Repeat the whole listing below, word for word.

▸ Dataset content
────────────────

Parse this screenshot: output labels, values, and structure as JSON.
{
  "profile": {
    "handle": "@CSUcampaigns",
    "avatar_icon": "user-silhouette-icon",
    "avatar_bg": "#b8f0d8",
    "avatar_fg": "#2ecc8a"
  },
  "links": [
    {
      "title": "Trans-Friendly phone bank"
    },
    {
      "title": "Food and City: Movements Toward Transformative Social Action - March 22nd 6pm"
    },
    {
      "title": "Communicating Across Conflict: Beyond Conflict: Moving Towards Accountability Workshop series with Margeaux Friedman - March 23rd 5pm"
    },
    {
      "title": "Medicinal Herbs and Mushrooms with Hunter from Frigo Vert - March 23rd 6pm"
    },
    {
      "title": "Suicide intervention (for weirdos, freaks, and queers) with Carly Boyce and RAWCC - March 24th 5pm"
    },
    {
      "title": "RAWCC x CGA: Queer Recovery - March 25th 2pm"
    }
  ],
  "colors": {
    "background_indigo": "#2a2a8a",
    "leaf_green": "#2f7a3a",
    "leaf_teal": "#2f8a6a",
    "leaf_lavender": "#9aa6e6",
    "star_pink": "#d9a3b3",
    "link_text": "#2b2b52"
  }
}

────────────────

▸ Result
Parse this screenshot: output labels, values, and structure as JSON.
{
  "profile": {
    "handle": "@CSUcampaigns",
    "avatar_icon": "user-silhouette-icon",
    "avatar_bg": "#b8f0d8",
    "avatar_fg": "#2ecc8a"
  },
  "links": [
    {
      "title": "Trans-Friendly phone bank"
    },
    {
      "title": "Food and City: Movements Toward Transformative Social Action - March 22nd 6pm"
    },
    {
      "title": "Communicating Across Conflict: Beyond Conflict: Moving Towards Accountability Workshop series with Margeaux Friedman - March 23rd 5pm"
    },
    {
      "title": "Medicinal Herbs and Mushrooms with Hunter from Frigo Vert - March 23rd 6pm"
    },
    {
      "title": "Suicide intervention (for weirdos, freaks, and queers) with Carly Boyce and RAWCC - March 24th 5pm"
    },
    {
      "title": "RAWCC x CGA: Queer Recovery - March 25th 2pm"
    }
  ],
  "colors": {
    "background_indigo": "#2a2a8a",
    "leaf_green": "#2f7a3a",
    "leaf_teal": "#2f8a6a",
    "leaf_lavender": "#9aa6e6",
    "star_pink": "#d9a3b3",
    "link_text": "#2b2b52"
  }
}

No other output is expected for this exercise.